● **PROBLEM DETAILS**
Copy every line of the listing exactly.

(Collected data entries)
------------------------------------
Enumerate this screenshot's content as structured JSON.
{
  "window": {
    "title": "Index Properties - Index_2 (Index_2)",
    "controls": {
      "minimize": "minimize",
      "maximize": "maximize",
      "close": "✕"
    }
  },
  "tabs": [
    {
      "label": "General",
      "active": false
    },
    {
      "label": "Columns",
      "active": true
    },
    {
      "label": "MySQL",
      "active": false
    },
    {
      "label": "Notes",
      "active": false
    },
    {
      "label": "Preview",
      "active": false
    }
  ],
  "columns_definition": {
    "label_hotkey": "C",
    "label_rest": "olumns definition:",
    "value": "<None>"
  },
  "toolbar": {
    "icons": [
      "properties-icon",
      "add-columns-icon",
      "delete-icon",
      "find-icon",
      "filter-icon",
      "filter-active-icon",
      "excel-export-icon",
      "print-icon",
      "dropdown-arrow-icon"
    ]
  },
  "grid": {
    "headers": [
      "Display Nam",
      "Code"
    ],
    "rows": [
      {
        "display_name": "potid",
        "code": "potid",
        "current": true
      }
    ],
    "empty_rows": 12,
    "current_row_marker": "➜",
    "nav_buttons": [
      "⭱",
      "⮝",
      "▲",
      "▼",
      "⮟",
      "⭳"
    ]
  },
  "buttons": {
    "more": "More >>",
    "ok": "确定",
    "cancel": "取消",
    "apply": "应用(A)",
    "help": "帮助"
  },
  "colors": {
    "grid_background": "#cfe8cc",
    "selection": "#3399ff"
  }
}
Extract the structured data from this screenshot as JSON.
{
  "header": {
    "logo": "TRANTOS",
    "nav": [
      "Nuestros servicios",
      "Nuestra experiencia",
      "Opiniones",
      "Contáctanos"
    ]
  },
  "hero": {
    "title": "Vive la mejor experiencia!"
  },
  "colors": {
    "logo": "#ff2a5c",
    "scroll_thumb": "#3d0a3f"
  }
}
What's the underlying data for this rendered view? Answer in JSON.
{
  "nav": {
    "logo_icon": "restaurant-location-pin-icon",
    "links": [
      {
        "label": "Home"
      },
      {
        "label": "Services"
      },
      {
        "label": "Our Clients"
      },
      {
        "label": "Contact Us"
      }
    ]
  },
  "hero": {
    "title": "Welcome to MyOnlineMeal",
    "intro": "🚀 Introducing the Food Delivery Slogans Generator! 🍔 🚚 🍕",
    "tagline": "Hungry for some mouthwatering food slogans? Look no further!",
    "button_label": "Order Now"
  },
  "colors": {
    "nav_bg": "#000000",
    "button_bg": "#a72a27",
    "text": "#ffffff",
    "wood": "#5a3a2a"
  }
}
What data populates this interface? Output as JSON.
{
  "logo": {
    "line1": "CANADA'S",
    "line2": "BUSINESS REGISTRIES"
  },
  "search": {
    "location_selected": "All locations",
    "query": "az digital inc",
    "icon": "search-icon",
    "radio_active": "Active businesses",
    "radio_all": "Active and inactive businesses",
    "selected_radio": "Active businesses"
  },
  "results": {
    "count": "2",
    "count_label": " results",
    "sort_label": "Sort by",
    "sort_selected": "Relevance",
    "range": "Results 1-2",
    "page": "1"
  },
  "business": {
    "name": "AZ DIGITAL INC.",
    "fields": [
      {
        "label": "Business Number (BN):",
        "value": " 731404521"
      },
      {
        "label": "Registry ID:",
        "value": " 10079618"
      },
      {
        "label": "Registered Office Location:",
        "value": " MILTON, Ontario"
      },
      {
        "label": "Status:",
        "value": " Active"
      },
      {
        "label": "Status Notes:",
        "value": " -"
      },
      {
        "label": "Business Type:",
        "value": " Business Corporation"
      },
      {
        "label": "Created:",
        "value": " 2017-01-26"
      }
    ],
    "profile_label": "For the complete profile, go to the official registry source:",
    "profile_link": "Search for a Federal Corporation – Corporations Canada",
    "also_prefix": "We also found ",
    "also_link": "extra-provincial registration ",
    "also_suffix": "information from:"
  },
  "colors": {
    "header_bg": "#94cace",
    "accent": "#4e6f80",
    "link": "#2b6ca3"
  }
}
------------------------------------
● **IN RESPONSE**
Enumerate this screenshot's content as structured JSON.
{
  "window": {
    "title": "Index Properties - Index_2 (Index_2)",
    "controls": {
      "minimize": "minimize",
      "maximize": "maximize",
      "close": "✕"
    }
  },
  "tabs": [
    {
      "label": "General",
      "active": false
    },
    {
      "label": "Columns",
      "active": true
    },
    {
      "label": "MySQL",
      "active": false
    },
    {
      "label": "Notes",
      "active": false
    },
    {
      "label": "Preview",
      "active": false
    }
  ],
  "columns_definition": {
    "label_hotkey": "C",
    "label_rest": "olumns definition:",
    "value": "<None>"
  },
  "toolbar": {
    "icons": [
      "properties-icon",
      "add-columns-icon",
      "delete-icon",
      "find-icon",
      "filter-icon",
      "filter-active-icon",
      "excel-export-icon",
      "print-icon",
      "dropdown-arrow-icon"
    ]
  },
  "grid": {
    "headers": [
      "Display Nam",
      "Code"
    ],
    "rows": [
      {
        "display_name": "potid",
        "code": "potid",
        "current": true
      }
    ],
    "empty_rows": 12,
    "current_row_marker": "➜",
    "nav_buttons": [
      "⭱",
      "⮝",
      "▲",
      "▼",
      "⮟",
      "⭳"
    ]
  },
  "buttons": {
    "more": "More >>",
    "ok": "确定",
    "cancel": "取消",
    "apply": "应用(A)",
    "help": "帮助"
  },
  "colors": {
    "grid_background": "#cfe8cc",
    "selection": "#3399ff"
  }
}
Extract the structured data from this screenshot as JSON.
{
  "header": {
    "logo": "TRANTOS",
    "nav": [
      "Nuestros servicios",
      "Nuestra experiencia",
      "Opiniones",
      "Contáctanos"
    ]
  },
  "hero": {
    "title": "Vive la mejor experiencia!"
  },
  "colors": {
    "logo": "#ff2a5c",
    "scroll_thumb": "#3d0a3f"
  }
}
What's the underlying data for this rendered view? Answer in JSON.
{
  "nav": {
    "logo_icon": "restaurant-location-pin-icon",
    "links": [
      {
        "label": "Home"
      },
      {
        "label": "Services"
      },
      {
        "label": "Our Clients"
      },
      {
        "label": "Contact Us"
      }
    ]
  },
  "hero": {
    "title": "Welcome to MyOnlineMeal",
    "intro": "🚀 Introducing the Food Delivery Slogans Generator! 🍔 🚚 🍕",
    "tagline": "Hungry for some mouthwatering food slogans? Look no further!",
    "button_label": "Order Now"
  },
  "colors": {
    "nav_bg": "#000000",
    "button_bg": "#a72a27",
    "text": "#ffffff",
    "wood": "#5a3a2a"
  }
}
What data populates this interface? Output as JSON.
{
  "logo": {
    "line1": "CANADA'S",
    "line2": "BUSINESS REGISTRIES"
  },
  "search": {
    "location_selected": "All locations",
    "query": "az digital inc",
    "icon": "search-icon",
    "radio_active": "Active businesses",
    "radio_all": "Active and inactive businesses",
    "selected_radio": "Active businesses"
  },
  "results": {
    "count": "2",
    "count_label": " results",
    "sort_label": "Sort by",
    "sort_selected": "Relevance",
    "range": "Results 1-2",
    "page": "1"
  },
  "business": {
    "name": "AZ DIGITAL INC.",
    "fields": [
      {
        "label": "Business Number (BN):",
        "value": " 731404521"
      },
      {
        "label": "Registry ID:",
        "value": " 10079618"
      },
      {
        "label": "Registered Office Location:",
        "value": " MILTON, Ontario"
      },
      {
        "label": "Status:",
        "value": " Active"
      },
      {
        "label": "Status Notes:",
        "value": " -"
      },
      {
        "label": "Business Type:",
        "value": " Business Corporation"
      },
      {
        "label": "Created:",
        "value": " 2017-01-26"
      }
    ],
    "profile_label": "For the complete profile, go to the official registry source:",
    "profile_link": "Search for a Federal Corporation – Corporations Canada",
    "also_prefix": "We also found ",
    "also_link": "extra-provincial registration ",
    "also_suffix": "information from:"
  },
  "colors": {
    "header_bg": "#94cace",
    "accent": "#4e6f80",
    "link": "#2b6ca3"
  }
}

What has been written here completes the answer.